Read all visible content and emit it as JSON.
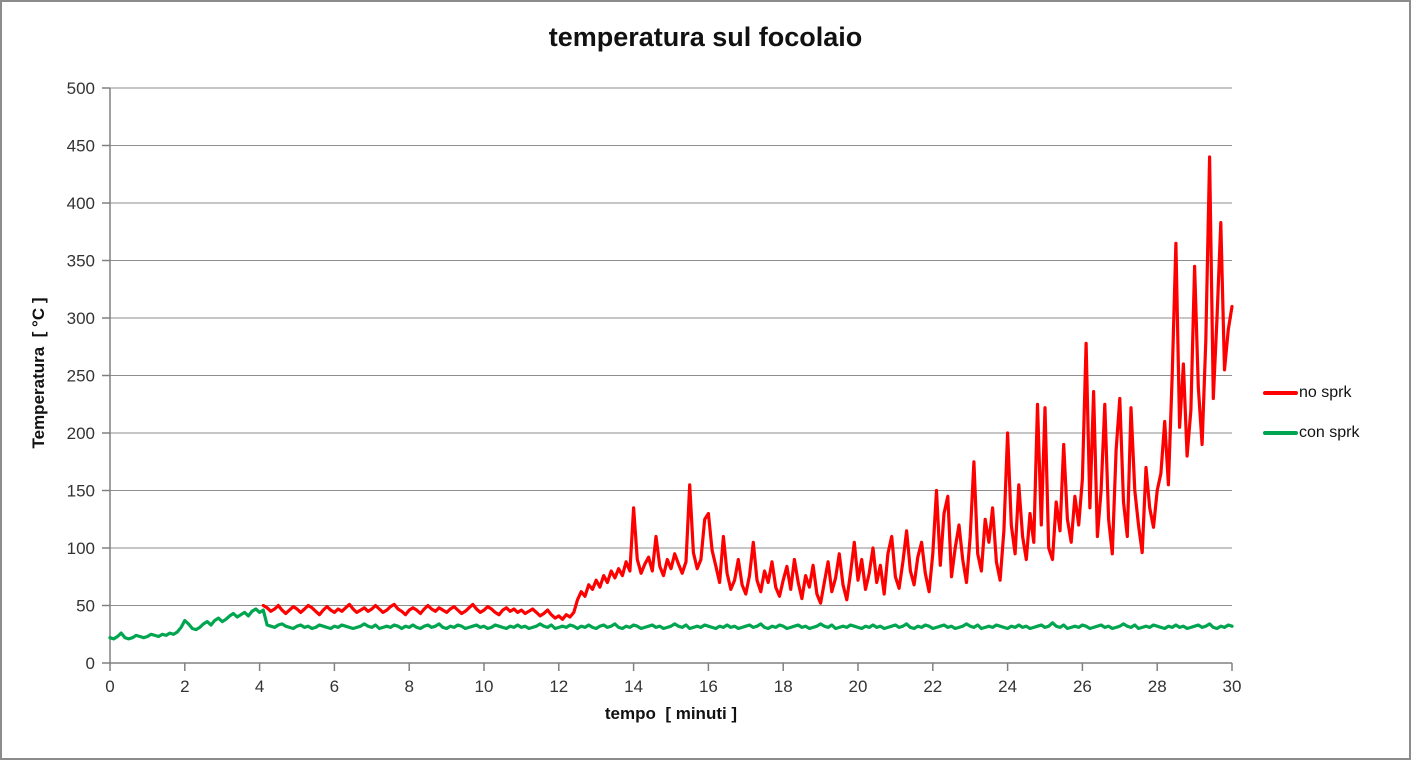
{
  "chart_data": {
    "type": "line",
    "title": "temperatura sul focolaio",
    "xlabel": "tempo  [ minuti ]",
    "ylabel": "Temperatura  [ °C ]",
    "xlim": [
      0,
      30
    ],
    "ylim": [
      0,
      500
    ],
    "x_ticks": [
      0,
      2,
      4,
      6,
      8,
      10,
      12,
      14,
      16,
      18,
      20,
      22,
      24,
      26,
      28,
      30
    ],
    "y_ticks": [
      0,
      50,
      100,
      150,
      200,
      250,
      300,
      350,
      400,
      450,
      500
    ],
    "grid": "horizontal",
    "legend_position": "right",
    "grid_color": "#8E8E8E",
    "axis_color": "#808080",
    "series": [
      {
        "name": "no sprk",
        "color": "#FF0000",
        "t0": 4.1,
        "dt": 0.1,
        "values": [
          50,
          48,
          45,
          47,
          50,
          46,
          43,
          46,
          49,
          47,
          44,
          47,
          50,
          48,
          45,
          42,
          46,
          49,
          46,
          44,
          47,
          45,
          48,
          51,
          47,
          44,
          46,
          48,
          45,
          47,
          50,
          47,
          44,
          46,
          49,
          51,
          47,
          45,
          42,
          46,
          48,
          46,
          43,
          47,
          50,
          47,
          45,
          48,
          46,
          44,
          47,
          49,
          46,
          43,
          45,
          48,
          51,
          47,
          44,
          46,
          49,
          47,
          44,
          42,
          46,
          48,
          45,
          47,
          44,
          46,
          43,
          45,
          47,
          44,
          41,
          43,
          46,
          42,
          39,
          41,
          38,
          42,
          40,
          44,
          55,
          62,
          58,
          68,
          64,
          72,
          66,
          76,
          70,
          80,
          74,
          82,
          76,
          88,
          80,
          135,
          90,
          78,
          86,
          92,
          80,
          110,
          84,
          76,
          90,
          82,
          95,
          86,
          78,
          88,
          155,
          96,
          82,
          90,
          125,
          130,
          98,
          84,
          70,
          110,
          78,
          64,
          72,
          90,
          68,
          60,
          76,
          105,
          72,
          62,
          80,
          70,
          88,
          66,
          58,
          72,
          84,
          64,
          90,
          70,
          56,
          76,
          66,
          85,
          60,
          52,
          70,
          88,
          62,
          74,
          95,
          68,
          55,
          78,
          105,
          72,
          90,
          64,
          78,
          100,
          70,
          85,
          60,
          95,
          110,
          75,
          65,
          88,
          115,
          80,
          68,
          92,
          105,
          78,
          62,
          95,
          150,
          85,
          130,
          145,
          75,
          100,
          120,
          90,
          70,
          110,
          175,
          95,
          80,
          125,
          105,
          135,
          88,
          72,
          115,
          200,
          120,
          95,
          155,
          110,
          90,
          130,
          105,
          225,
          120,
          222,
          100,
          90,
          140,
          115,
          190,
          125,
          105,
          145,
          120,
          160,
          278,
          135,
          236,
          110,
          150,
          225,
          125,
          95,
          185,
          230,
          140,
          110,
          222,
          150,
          120,
          96,
          170,
          135,
          118,
          150,
          165,
          210,
          155,
          250,
          365,
          205,
          260,
          180,
          220,
          345,
          240,
          190,
          280,
          440,
          230,
          300,
          383,
          255,
          290,
          310
        ]
      },
      {
        "name": "con sprk",
        "color": "#00A550",
        "t0": 0,
        "dt": 0.1,
        "values": [
          22,
          21,
          23,
          26,
          22,
          21,
          22,
          24,
          23,
          22,
          23,
          25,
          24,
          23,
          25,
          24,
          26,
          25,
          27,
          31,
          37,
          34,
          30,
          29,
          31,
          34,
          36,
          33,
          37,
          39,
          36,
          38,
          41,
          43,
          40,
          42,
          44,
          41,
          45,
          47,
          44,
          46,
          33,
          32,
          31,
          33,
          34,
          32,
          31,
          30,
          32,
          33,
          31,
          32,
          30,
          31,
          33,
          32,
          31,
          30,
          32,
          31,
          33,
          32,
          31,
          30,
          31,
          32,
          34,
          32,
          31,
          33,
          30,
          31,
          32,
          31,
          33,
          32,
          30,
          32,
          31,
          33,
          31,
          30,
          32,
          33,
          31,
          32,
          34,
          31,
          30,
          32,
          31,
          33,
          32,
          30,
          31,
          32,
          33,
          31,
          32,
          30,
          31,
          33,
          32,
          31,
          30,
          32,
          31,
          33,
          31,
          32,
          30,
          31,
          32,
          34,
          32,
          31,
          33,
          30,
          31,
          32,
          31,
          33,
          32,
          30,
          32,
          31,
          33,
          31,
          30,
          32,
          33,
          31,
          32,
          34,
          31,
          30,
          32,
          31,
          33,
          32,
          30,
          31,
          32,
          33,
          31,
          32,
          30,
          31,
          32,
          34,
          32,
          31,
          33,
          30,
          31,
          32,
          31,
          33,
          32,
          31,
          30,
          32,
          31,
          33,
          31,
          32,
          30,
          31,
          32,
          33,
          31,
          32,
          34,
          31,
          30,
          32,
          31,
          33,
          32,
          30,
          31,
          32,
          33,
          31,
          32,
          30,
          31,
          32,
          34,
          32,
          31,
          33,
          30,
          31,
          32,
          31,
          33,
          32,
          31,
          30,
          32,
          31,
          33,
          31,
          32,
          30,
          31,
          32,
          33,
          31,
          32,
          34,
          31,
          30,
          32,
          31,
          33,
          32,
          30,
          31,
          32,
          33,
          31,
          32,
          30,
          31,
          32,
          34,
          32,
          31,
          33,
          30,
          31,
          32,
          31,
          33,
          32,
          31,
          30,
          32,
          31,
          33,
          31,
          32,
          30,
          31,
          32,
          33,
          31,
          32,
          35,
          32,
          31,
          33,
          30,
          31,
          32,
          31,
          33,
          32,
          30,
          31,
          32,
          33,
          31,
          32,
          30,
          31,
          32,
          34,
          32,
          31,
          33,
          30,
          31,
          32,
          31,
          33,
          32,
          31,
          30,
          32,
          31,
          33,
          31,
          32,
          30,
          31,
          32,
          33,
          31,
          32,
          34,
          31,
          30,
          32,
          31,
          33,
          32
        ]
      }
    ]
  }
}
___
## [Prompt]
An exact transcription of all the entries is required, without the pictures.

## [Finished exercise]
Read all visible content and emit it as JSON.
{
  "chart_data": {
    "type": "line",
    "title": "temperatura sul focolaio",
    "xlabel": "tempo  [ minuti ]",
    "ylabel": "Temperatura  [ °C ]",
    "xlim": [
      0,
      30
    ],
    "ylim": [
      0,
      500
    ],
    "x_ticks": [
      0,
      2,
      4,
      6,
      8,
      10,
      12,
      14,
      16,
      18,
      20,
      22,
      24,
      26,
      28,
      30
    ],
    "y_ticks": [
      0,
      50,
      100,
      150,
      200,
      250,
      300,
      350,
      400,
      450,
      500
    ],
    "grid": "horizontal",
    "legend_position": "right",
    "grid_color": "#8E8E8E",
    "axis_color": "#808080",
    "series": [
      {
        "name": "no sprk",
        "color": "#FF0000",
        "t0": 4.1,
        "dt": 0.1,
        "values": [
          50,
          48,
          45,
          47,
          50,
          46,
          43,
          46,
          49,
          47,
          44,
          47,
          50,
          48,
          45,
          42,
          46,
          49,
          46,
          44,
          47,
          45,
          48,
          51,
          47,
          44,
          46,
          48,
          45,
          47,
          50,
          47,
          44,
          46,
          49,
          51,
          47,
          45,
          42,
          46,
          48,
          46,
          43,
          47,
          50,
          47,
          45,
          48,
          46,
          44,
          47,
          49,
          46,
          43,
          45,
          48,
          51,
          47,
          44,
          46,
          49,
          47,
          44,
          42,
          46,
          48,
          45,
          47,
          44,
          46,
          43,
          45,
          47,
          44,
          41,
          43,
          46,
          42,
          39,
          41,
          38,
          42,
          40,
          44,
          55,
          62,
          58,
          68,
          64,
          72,
          66,
          76,
          70,
          80,
          74,
          82,
          76,
          88,
          80,
          135,
          90,
          78,
          86,
          92,
          80,
          110,
          84,
          76,
          90,
          82,
          95,
          86,
          78,
          88,
          155,
          96,
          82,
          90,
          125,
          130,
          98,
          84,
          70,
          110,
          78,
          64,
          72,
          90,
          68,
          60,
          76,
          105,
          72,
          62,
          80,
          70,
          88,
          66,
          58,
          72,
          84,
          64,
          90,
          70,
          56,
          76,
          66,
          85,
          60,
          52,
          70,
          88,
          62,
          74,
          95,
          68,
          55,
          78,
          105,
          72,
          90,
          64,
          78,
          100,
          70,
          85,
          60,
          95,
          110,
          75,
          65,
          88,
          115,
          80,
          68,
          92,
          105,
          78,
          62,
          95,
          150,
          85,
          130,
          145,
          75,
          100,
          120,
          90,
          70,
          110,
          175,
          95,
          80,
          125,
          105,
          135,
          88,
          72,
          115,
          200,
          120,
          95,
          155,
          110,
          90,
          130,
          105,
          225,
          120,
          222,
          100,
          90,
          140,
          115,
          190,
          125,
          105,
          145,
          120,
          160,
          278,
          135,
          236,
          110,
          150,
          225,
          125,
          95,
          185,
          230,
          140,
          110,
          222,
          150,
          120,
          96,
          170,
          135,
          118,
          150,
          165,
          210,
          155,
          250,
          365,
          205,
          260,
          180,
          220,
          345,
          240,
          190,
          280,
          440,
          230,
          300,
          383,
          255,
          290,
          310
        ]
      },
      {
        "name": "con sprk",
        "color": "#00A550",
        "t0": 0,
        "dt": 0.1,
        "values": [
          22,
          21,
          23,
          26,
          22,
          21,
          22,
          24,
          23,
          22,
          23,
          25,
          24,
          23,
          25,
          24,
          26,
          25,
          27,
          31,
          37,
          34,
          30,
          29,
          31,
          34,
          36,
          33,
          37,
          39,
          36,
          38,
          41,
          43,
          40,
          42,
          44,
          41,
          45,
          47,
          44,
          46,
          33,
          32,
          31,
          33,
          34,
          32,
          31,
          30,
          32,
          33,
          31,
          32,
          30,
          31,
          33,
          32,
          31,
          30,
          32,
          31,
          33,
          32,
          31,
          30,
          31,
          32,
          34,
          32,
          31,
          33,
          30,
          31,
          32,
          31,
          33,
          32,
          30,
          32,
          31,
          33,
          31,
          30,
          32,
          33,
          31,
          32,
          34,
          31,
          30,
          32,
          31,
          33,
          32,
          30,
          31,
          32,
          33,
          31,
          32,
          30,
          31,
          33,
          32,
          31,
          30,
          32,
          31,
          33,
          31,
          32,
          30,
          31,
          32,
          34,
          32,
          31,
          33,
          30,
          31,
          32,
          31,
          33,
          32,
          30,
          32,
          31,
          33,
          31,
          30,
          32,
          33,
          31,
          32,
          34,
          31,
          30,
          32,
          31,
          33,
          32,
          30,
          31,
          32,
          33,
          31,
          32,
          30,
          31,
          32,
          34,
          32,
          31,
          33,
          30,
          31,
          32,
          31,
          33,
          32,
          31,
          30,
          32,
          31,
          33,
          31,
          32,
          30,
          31,
          32,
          33,
          31,
          32,
          34,
          31,
          30,
          32,
          31,
          33,
          32,
          30,
          31,
          32,
          33,
          31,
          32,
          30,
          31,
          32,
          34,
          32,
          31,
          33,
          30,
          31,
          32,
          31,
          33,
          32,
          31,
          30,
          32,
          31,
          33,
          31,
          32,
          30,
          31,
          32,
          33,
          31,
          32,
          34,
          31,
          30,
          32,
          31,
          33,
          32,
          30,
          31,
          32,
          33,
          31,
          32,
          30,
          31,
          32,
          34,
          32,
          31,
          33,
          30,
          31,
          32,
          31,
          33,
          32,
          31,
          30,
          32,
          31,
          33,
          31,
          32,
          30,
          31,
          32,
          33,
          31,
          32,
          35,
          32,
          31,
          33,
          30,
          31,
          32,
          31,
          33,
          32,
          30,
          31,
          32,
          33,
          31,
          32,
          30,
          31,
          32,
          34,
          32,
          31,
          33,
          30,
          31,
          32,
          31,
          33,
          32,
          31,
          30,
          32,
          31,
          33,
          31,
          32,
          30,
          31,
          32,
          33,
          31,
          32,
          34,
          31,
          30,
          32,
          31,
          33,
          32
        ]
      }
    ]
  }
}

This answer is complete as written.